▶ _What the task asks_
Tell how many lines have the string "structured" in them, and write nothing besides the number.

>> start Data shown

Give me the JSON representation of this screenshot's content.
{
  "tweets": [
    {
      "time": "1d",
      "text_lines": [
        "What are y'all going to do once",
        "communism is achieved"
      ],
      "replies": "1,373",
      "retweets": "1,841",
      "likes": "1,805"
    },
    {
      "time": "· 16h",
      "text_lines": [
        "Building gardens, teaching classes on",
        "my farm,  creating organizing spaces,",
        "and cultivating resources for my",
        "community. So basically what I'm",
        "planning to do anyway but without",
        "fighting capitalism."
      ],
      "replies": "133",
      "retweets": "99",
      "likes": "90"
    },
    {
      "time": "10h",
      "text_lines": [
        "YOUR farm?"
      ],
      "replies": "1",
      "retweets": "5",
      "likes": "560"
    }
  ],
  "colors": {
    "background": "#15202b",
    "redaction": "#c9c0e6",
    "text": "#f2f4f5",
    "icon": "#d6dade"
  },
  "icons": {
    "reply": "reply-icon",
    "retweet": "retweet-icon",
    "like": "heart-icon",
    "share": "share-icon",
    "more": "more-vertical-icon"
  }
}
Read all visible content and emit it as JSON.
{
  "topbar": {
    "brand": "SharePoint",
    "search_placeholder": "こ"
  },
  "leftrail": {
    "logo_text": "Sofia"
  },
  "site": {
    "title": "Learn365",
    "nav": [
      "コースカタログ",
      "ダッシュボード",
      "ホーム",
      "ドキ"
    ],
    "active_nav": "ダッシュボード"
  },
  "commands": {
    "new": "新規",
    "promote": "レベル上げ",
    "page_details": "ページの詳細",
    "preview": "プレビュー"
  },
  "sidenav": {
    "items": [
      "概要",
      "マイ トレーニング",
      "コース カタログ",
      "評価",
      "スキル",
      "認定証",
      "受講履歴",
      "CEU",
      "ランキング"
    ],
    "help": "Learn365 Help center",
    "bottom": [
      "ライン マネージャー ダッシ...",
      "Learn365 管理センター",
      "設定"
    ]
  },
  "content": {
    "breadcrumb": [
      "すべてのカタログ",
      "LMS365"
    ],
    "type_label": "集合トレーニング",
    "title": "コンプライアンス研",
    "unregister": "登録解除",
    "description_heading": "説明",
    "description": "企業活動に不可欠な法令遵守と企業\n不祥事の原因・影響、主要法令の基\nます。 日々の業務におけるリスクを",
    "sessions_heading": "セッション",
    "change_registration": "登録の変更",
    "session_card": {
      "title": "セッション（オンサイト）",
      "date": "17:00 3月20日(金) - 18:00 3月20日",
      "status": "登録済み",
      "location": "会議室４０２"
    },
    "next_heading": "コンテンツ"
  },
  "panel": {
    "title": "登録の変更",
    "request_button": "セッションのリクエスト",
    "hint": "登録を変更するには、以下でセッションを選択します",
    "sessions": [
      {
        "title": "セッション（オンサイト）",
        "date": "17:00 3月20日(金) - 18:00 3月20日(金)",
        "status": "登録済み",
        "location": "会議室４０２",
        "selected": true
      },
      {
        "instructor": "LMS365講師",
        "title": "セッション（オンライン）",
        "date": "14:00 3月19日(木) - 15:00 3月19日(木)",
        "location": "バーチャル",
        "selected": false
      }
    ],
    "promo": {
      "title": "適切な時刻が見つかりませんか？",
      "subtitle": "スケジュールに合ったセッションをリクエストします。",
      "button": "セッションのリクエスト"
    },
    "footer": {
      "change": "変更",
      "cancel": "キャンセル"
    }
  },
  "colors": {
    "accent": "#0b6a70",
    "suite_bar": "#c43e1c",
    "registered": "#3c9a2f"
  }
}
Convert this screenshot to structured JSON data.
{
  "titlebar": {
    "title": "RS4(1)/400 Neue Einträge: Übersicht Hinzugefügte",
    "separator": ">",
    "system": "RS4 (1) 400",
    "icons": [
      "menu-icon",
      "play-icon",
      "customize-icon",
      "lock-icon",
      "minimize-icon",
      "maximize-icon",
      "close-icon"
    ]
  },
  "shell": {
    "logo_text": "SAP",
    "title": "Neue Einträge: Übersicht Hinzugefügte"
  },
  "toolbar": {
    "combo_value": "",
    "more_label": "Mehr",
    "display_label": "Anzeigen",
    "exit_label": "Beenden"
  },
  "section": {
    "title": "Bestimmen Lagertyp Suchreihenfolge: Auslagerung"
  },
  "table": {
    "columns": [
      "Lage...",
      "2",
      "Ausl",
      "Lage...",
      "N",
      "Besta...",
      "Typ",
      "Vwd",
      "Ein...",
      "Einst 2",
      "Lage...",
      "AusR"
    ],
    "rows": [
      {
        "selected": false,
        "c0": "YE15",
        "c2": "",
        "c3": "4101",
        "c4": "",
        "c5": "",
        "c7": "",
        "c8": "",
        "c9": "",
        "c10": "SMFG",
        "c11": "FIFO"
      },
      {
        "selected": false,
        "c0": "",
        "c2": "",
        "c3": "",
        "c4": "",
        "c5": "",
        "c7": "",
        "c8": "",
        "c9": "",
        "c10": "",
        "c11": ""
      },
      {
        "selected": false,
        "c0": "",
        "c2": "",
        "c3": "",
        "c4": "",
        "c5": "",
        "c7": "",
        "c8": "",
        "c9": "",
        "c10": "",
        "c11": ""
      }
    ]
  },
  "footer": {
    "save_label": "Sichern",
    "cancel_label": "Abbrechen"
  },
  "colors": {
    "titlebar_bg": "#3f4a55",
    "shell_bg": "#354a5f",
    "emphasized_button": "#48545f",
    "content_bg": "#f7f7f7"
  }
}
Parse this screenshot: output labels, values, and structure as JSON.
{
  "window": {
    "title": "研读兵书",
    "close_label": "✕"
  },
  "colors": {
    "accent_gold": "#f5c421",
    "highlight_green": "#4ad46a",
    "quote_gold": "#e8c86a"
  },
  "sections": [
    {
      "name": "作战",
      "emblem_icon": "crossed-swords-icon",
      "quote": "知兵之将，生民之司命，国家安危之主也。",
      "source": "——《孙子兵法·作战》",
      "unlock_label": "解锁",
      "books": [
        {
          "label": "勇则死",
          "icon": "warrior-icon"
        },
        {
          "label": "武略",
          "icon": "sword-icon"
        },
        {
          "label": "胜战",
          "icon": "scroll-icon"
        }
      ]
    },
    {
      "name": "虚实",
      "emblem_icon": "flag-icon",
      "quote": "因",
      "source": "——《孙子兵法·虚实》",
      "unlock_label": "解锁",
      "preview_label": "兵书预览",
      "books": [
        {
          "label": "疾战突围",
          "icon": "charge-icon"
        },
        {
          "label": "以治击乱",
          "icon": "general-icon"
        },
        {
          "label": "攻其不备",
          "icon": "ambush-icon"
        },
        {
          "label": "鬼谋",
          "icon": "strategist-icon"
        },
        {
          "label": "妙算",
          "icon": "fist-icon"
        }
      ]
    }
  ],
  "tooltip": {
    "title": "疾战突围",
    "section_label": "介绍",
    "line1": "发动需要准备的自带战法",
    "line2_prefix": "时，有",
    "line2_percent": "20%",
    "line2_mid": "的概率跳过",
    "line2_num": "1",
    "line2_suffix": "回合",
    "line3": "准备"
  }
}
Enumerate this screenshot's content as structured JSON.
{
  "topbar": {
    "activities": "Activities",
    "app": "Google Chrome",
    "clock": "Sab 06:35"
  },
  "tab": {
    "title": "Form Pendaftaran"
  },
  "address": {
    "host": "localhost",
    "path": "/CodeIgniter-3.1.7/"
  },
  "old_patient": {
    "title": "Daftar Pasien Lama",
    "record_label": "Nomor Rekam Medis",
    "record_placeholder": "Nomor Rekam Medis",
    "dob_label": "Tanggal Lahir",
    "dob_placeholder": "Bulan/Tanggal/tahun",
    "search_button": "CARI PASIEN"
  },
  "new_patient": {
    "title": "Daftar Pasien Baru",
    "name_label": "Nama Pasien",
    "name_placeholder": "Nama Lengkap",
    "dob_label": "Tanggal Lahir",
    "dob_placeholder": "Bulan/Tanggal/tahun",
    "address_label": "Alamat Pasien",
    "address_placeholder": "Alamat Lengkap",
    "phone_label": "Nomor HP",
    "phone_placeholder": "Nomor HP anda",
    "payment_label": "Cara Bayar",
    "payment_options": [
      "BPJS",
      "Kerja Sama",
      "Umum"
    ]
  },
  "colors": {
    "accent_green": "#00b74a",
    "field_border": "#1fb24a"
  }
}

>> end Data shown

▶ _Correct response_
2